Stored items
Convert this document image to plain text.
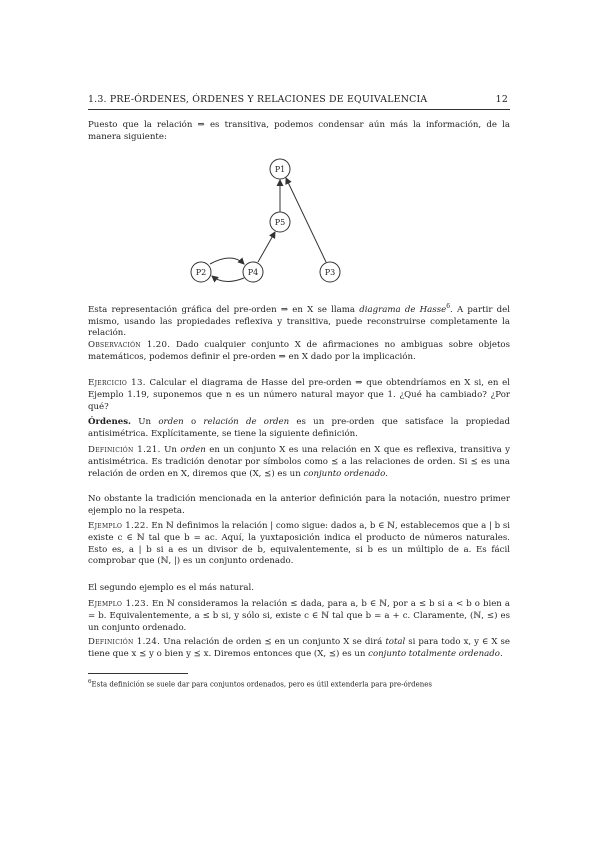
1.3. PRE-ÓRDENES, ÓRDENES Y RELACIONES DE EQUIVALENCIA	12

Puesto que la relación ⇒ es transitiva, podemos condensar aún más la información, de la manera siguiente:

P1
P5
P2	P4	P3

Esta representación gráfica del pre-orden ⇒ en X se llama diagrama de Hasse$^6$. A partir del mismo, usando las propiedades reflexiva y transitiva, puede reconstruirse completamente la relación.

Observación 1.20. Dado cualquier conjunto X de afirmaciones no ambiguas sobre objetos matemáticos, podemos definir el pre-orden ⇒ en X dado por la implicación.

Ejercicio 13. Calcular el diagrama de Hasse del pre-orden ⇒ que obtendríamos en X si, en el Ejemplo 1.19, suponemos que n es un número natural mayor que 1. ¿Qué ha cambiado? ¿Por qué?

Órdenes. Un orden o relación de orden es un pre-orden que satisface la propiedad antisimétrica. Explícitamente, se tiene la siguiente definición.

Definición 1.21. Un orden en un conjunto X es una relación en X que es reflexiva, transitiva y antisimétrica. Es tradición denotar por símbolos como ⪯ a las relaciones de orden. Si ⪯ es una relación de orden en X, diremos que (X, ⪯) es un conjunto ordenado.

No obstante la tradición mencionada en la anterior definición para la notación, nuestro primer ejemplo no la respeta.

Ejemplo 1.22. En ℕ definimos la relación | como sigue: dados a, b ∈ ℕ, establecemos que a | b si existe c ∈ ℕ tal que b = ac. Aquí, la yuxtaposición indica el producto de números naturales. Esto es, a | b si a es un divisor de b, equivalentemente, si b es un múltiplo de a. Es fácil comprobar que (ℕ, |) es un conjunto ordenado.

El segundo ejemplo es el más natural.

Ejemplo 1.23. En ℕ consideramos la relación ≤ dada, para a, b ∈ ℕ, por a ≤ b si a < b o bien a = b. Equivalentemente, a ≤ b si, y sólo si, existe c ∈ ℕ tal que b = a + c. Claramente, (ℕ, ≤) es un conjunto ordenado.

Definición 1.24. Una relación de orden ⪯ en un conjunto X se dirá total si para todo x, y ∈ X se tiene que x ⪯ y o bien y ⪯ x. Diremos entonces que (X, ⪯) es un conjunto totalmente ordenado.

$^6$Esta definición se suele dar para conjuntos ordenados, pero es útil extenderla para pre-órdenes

THE EXERCISE:
Excluding the pictures, restate the records above word for word.

WRITTEN SOLUTION:
Convert this document image to plain text.
1.3. PRE-ÓRDENES, ÓRDENES Y RELACIONES DE EQUIVALENCIA	12

Puesto que la relación ⇒ es transitiva, podemos condensar aún más la información, de la manera siguiente:

P1
P5
P2	P4	P3

Esta representación gráfica del pre-orden ⇒ en X se llama diagrama de Hasse$^6$. A partir del mismo, usando las propiedades reflexiva y transitiva, puede reconstruirse completamente la relación.

Observación 1.20. Dado cualquier conjunto X de afirmaciones no ambiguas sobre objetos matemáticos, podemos definir el pre-orden ⇒ en X dado por la implicación.

Ejercicio 13. Calcular el diagrama de Hasse del pre-orden ⇒ que obtendríamos en X si, en el Ejemplo 1.19, suponemos que n es un número natural mayor que 1. ¿Qué ha cambiado? ¿Por qué?

Órdenes. Un orden o relación de orden es un pre-orden que satisface la propiedad antisimétrica. Explícitamente, se tiene la siguiente definición.

Definición 1.21. Un orden en un conjunto X es una relación en X que es reflexiva, transitiva y antisimétrica. Es tradición denotar por símbolos como ⪯ a las relaciones de orden. Si ⪯ es una relación de orden en X, diremos que (X, ⪯) es un conjunto ordenado.

No obstante la tradición mencionada en la anterior definición para la notación, nuestro primer ejemplo no la respeta.

Ejemplo 1.22. En ℕ definimos la relación | como sigue: dados a, b ∈ ℕ, establecemos que a | b si existe c ∈ ℕ tal que b = ac. Aquí, la yuxtaposición indica el producto de números naturales. Esto es, a | b si a es un divisor de b, equivalentemente, si b es un múltiplo de a. Es fácil comprobar que (ℕ, |) es un conjunto ordenado.

El segundo ejemplo es el más natural.

Ejemplo 1.23. En ℕ consideramos la relación ≤ dada, para a, b ∈ ℕ, por a ≤ b si a < b o bien a = b. Equivalentemente, a ≤ b si, y sólo si, existe c ∈ ℕ tal que b = a + c. Claramente, (ℕ, ≤) es un conjunto ordenado.

Definición 1.24. Una relación de orden ⪯ en un conjunto X se dirá total si para todo x, y ∈ X se tiene que x ⪯ y o bien y ⪯ x. Diremos entonces que (X, ⪯) es un conjunto totalmente ordenado.

$^6$Esta definición se suele dar para conjuntos ordenados, pero es útil extenderla para pre-órdenes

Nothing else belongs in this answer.